Saved data entries:
——————

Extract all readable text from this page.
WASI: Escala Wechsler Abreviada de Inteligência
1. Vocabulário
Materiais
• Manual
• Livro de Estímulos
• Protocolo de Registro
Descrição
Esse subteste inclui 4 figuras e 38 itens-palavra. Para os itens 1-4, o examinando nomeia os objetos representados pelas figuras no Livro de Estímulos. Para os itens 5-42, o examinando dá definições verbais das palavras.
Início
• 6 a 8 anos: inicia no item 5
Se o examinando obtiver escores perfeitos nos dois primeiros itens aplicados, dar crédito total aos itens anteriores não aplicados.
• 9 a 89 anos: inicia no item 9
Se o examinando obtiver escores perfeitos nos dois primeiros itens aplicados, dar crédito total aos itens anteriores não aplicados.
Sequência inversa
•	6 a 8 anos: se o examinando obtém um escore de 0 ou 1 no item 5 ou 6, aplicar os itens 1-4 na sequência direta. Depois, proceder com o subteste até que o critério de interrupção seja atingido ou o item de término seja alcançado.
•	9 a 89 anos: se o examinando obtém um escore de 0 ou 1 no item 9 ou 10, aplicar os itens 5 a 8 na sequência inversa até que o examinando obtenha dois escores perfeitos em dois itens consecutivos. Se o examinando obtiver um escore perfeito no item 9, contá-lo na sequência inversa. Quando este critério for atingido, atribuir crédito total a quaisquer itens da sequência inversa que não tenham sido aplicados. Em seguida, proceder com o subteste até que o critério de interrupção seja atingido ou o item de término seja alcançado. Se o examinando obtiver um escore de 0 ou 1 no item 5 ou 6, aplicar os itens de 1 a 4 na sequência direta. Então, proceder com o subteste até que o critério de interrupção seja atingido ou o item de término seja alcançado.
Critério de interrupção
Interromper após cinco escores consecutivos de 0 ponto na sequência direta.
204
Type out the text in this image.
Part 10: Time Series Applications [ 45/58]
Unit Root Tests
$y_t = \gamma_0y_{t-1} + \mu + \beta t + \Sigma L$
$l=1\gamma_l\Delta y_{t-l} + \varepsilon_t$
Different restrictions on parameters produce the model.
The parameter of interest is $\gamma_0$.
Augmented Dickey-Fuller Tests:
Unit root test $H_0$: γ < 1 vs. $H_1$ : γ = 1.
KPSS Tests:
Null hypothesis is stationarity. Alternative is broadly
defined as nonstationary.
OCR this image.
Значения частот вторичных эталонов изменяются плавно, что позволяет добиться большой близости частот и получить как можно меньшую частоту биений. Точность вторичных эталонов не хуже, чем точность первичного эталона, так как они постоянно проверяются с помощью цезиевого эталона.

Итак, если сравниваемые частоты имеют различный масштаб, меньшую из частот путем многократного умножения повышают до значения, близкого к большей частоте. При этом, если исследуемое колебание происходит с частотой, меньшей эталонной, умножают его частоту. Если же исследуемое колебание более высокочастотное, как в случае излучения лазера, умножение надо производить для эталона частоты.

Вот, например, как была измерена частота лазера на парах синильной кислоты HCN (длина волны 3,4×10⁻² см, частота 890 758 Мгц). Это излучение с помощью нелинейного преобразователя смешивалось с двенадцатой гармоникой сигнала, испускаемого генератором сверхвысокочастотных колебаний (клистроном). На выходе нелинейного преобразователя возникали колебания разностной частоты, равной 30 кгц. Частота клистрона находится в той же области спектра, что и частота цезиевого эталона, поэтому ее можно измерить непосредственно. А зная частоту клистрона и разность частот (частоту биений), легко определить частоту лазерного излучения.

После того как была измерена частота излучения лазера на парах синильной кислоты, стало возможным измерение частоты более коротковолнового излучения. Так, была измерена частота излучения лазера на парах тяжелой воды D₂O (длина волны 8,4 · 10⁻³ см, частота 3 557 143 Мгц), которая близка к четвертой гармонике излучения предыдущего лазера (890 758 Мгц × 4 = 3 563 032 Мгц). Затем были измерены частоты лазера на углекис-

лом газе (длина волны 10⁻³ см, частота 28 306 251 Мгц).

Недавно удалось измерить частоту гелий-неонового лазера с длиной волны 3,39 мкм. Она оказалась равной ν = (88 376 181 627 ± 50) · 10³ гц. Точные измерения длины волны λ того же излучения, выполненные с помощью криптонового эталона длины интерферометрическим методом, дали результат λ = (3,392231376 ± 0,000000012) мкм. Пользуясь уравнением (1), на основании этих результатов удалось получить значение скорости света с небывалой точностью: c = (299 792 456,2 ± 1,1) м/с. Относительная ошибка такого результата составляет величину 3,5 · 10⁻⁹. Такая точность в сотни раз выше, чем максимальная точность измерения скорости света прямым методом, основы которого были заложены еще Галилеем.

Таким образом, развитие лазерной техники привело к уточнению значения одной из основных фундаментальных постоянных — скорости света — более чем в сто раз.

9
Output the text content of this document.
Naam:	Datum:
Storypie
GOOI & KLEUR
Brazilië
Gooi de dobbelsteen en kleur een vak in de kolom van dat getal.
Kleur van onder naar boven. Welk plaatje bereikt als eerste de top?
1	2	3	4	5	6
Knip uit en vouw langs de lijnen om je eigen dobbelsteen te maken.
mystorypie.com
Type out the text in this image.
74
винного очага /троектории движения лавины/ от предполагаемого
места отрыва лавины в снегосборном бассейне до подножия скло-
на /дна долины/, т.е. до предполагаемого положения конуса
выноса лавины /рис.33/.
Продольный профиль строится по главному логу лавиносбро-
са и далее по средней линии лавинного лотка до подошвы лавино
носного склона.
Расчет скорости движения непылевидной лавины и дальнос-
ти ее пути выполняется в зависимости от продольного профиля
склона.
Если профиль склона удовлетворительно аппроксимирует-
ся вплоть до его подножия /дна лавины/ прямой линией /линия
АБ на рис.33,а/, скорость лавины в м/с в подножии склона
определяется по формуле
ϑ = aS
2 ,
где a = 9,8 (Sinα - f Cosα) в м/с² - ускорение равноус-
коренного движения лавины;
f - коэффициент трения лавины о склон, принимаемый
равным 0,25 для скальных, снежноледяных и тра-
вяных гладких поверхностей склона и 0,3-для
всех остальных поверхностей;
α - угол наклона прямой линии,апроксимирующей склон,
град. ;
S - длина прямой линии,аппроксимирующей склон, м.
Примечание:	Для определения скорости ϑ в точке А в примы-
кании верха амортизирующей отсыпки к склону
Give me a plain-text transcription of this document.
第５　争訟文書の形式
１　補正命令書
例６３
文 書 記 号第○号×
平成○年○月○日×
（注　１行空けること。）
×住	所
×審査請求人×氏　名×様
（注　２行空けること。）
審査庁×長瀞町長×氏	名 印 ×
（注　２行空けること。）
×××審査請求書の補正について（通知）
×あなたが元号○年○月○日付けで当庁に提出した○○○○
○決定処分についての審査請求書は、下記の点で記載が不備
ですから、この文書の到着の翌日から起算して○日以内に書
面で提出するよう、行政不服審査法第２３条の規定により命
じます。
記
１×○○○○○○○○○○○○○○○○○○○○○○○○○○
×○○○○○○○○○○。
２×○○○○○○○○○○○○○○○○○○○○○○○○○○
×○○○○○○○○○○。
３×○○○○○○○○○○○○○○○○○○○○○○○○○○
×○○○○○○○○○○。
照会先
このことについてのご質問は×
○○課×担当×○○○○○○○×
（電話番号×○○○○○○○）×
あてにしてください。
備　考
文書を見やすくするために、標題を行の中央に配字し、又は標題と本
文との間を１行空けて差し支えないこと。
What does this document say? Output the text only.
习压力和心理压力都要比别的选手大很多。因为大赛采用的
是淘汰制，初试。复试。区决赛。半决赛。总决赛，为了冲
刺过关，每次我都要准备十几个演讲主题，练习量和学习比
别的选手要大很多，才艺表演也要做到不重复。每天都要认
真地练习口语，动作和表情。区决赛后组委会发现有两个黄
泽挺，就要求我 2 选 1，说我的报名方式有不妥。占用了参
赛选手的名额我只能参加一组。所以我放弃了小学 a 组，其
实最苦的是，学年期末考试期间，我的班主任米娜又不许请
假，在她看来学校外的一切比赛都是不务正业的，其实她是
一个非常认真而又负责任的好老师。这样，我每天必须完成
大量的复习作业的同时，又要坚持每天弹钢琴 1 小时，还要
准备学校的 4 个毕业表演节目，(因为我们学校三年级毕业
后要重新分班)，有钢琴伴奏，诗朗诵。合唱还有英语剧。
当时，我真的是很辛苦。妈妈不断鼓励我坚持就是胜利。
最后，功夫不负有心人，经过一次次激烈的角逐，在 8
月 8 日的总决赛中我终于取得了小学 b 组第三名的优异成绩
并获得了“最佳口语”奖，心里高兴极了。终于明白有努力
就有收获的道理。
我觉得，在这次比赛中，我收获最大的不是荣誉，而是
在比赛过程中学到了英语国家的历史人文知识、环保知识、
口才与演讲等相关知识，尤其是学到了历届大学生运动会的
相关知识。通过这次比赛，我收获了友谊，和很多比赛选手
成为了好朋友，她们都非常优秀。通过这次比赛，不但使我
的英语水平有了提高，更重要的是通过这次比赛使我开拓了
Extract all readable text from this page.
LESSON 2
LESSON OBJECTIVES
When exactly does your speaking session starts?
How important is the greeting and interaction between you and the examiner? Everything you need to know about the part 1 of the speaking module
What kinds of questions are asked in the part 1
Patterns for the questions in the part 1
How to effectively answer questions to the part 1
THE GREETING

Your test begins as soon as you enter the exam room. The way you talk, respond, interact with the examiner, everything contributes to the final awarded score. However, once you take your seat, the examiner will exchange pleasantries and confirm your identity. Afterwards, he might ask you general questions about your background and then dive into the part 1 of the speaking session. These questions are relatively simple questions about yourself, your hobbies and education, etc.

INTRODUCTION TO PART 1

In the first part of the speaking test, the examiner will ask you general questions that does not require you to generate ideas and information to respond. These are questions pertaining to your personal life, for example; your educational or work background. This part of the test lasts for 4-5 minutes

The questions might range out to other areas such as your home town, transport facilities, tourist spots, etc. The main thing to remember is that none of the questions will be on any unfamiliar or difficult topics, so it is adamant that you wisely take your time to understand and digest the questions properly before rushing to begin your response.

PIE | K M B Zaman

——————

Do this:
Copy all lines from the material that contain "поверхностей".

Result of this task:
вяных гладких поверхностей склона и 0,3-для
всех остальных поверхностей;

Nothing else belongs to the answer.